● **TASK BRIEF**: Pictures do not belong in the copy; transcribe everything else in the records exactly.

● **DATA IN THIS EXERCISE**:

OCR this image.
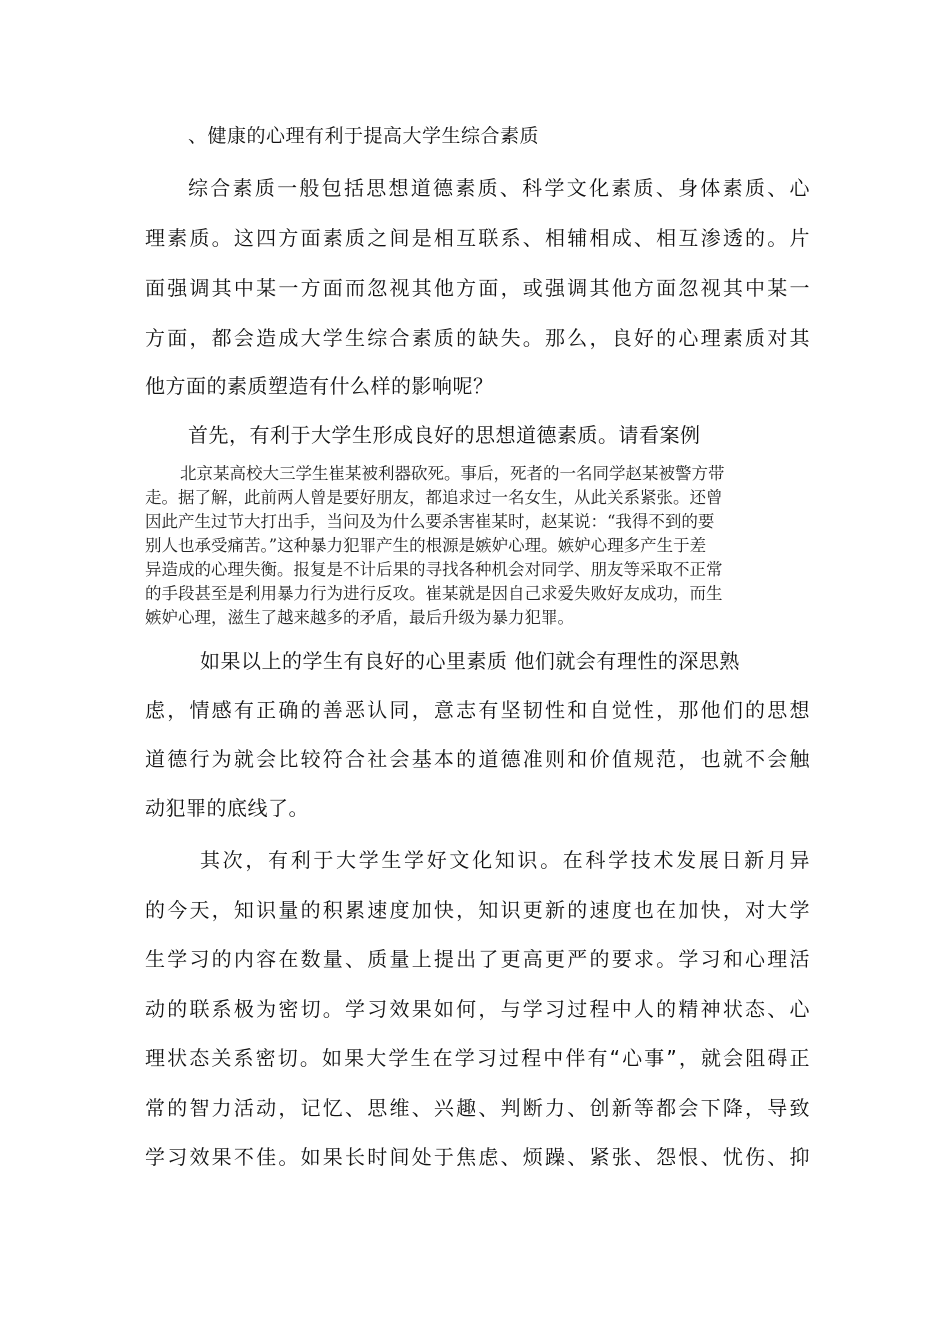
、健康的心理有利于提高大学生综合素质
综合素质一般包括思想道德素质、科学文化素质、身体素质、心
理素质。这四方面素质之间是相互联系、相辅相成、相互渗透的。片
面强调其中某一方面而忽视其他方面，或强调其他方面忽视其中某一
方面，都会造成大学生综合素质的缺失。那么，良好的心理素质对其
他方面的素质塑造有什么样的影响呢？
首先，有利于大学生形成良好的思想道德素质。请看案例
北京某高校大三学生崔某被利器砍死。事后，死者的一名同学赵某被警方带
走。据了解，此前两人曾是要好朋友，都追求过一名女生，从此关系紧张。还曾
因此产生过节大打出手，当问及为什么要杀害崔某时，赵某说：“我得不到的要
别人也承受痛苦。”这种暴力犯罪产生的根源是嫉妒心理。嫉妒心理多产生于差
异造成的心理失衡。报复是不计后果的寻找各种机会对同学、朋友等采取不正常
的手段甚至是利用暴力行为进行反攻。崔某就是因自己求爱失败好友成功，而生
嫉妒心理，滋生了越来越多的矛盾，最后升级为暴力犯罪。
如果以上的学生有良好的心里素质 他们就会有理性的深思熟
虑，情感有正确的善恶认同，意志有坚韧性和自觉性，那他们的思想
道德行为就会比较符合社会基本的道德准则和价值规范，也就不会触
动犯罪的底线了。
其次，有利于大学生学好文化知识。在科学技术发展日新月异
的今天，知识量的积累速度加快，知识更新的速度也在加快，对大学
生学习的内容在数量、质量上提出了更高更严的要求。学习和心理活
动的联系极为密切。学习效果如何，与学习过程中人的精神状态、心
理状态关系密切。如果大学生在学习过程中伴有“心事”，就会阻碍正
常的智力活动，记忆、思维、兴趣、判断力、创新等都会下降，导致
学习效果不佳。如果长时间处于焦虑、烦躁、紧张、怨恨、忧伤、抑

● **EXERCISE RESULT**:
OCR this image.
、健康的心理有利于提高大学生综合素质
综合素质一般包括思想道德素质、科学文化素质、身体素质、心
理素质。这四方面素质之间是相互联系、相辅相成、相互渗透的。片
面强调其中某一方面而忽视其他方面，或强调其他方面忽视其中某一
方面，都会造成大学生综合素质的缺失。那么，良好的心理素质对其
他方面的素质塑造有什么样的影响呢？
首先，有利于大学生形成良好的思想道德素质。请看案例
北京某高校大三学生崔某被利器砍死。事后，死者的一名同学赵某被警方带
走。据了解，此前两人曾是要好朋友，都追求过一名女生，从此关系紧张。还曾
因此产生过节大打出手，当问及为什么要杀害崔某时，赵某说：“我得不到的要
别人也承受痛苦。”这种暴力犯罪产生的根源是嫉妒心理。嫉妒心理多产生于差
异造成的心理失衡。报复是不计后果的寻找各种机会对同学、朋友等采取不正常
的手段甚至是利用暴力行为进行反攻。崔某就是因自己求爱失败好友成功，而生
嫉妒心理，滋生了越来越多的矛盾，最后升级为暴力犯罪。
如果以上的学生有良好的心里素质 他们就会有理性的深思熟
虑，情感有正确的善恶认同，意志有坚韧性和自觉性，那他们的思想
道德行为就会比较符合社会基本的道德准则和价值规范，也就不会触
动犯罪的底线了。
其次，有利于大学生学好文化知识。在科学技术发展日新月异
的今天，知识量的积累速度加快，知识更新的速度也在加快，对大学
生学习的内容在数量、质量上提出了更高更严的要求。学习和心理活
动的联系极为密切。学习效果如何，与学习过程中人的精神状态、心
理状态关系密切。如果大学生在学习过程中伴有“心事”，就会阻碍正
常的智力活动，记忆、思维、兴趣、判断力、创新等都会下降，导致
学习效果不佳。如果长时间处于焦虑、烦躁、紧张、怨恨、忧伤、抑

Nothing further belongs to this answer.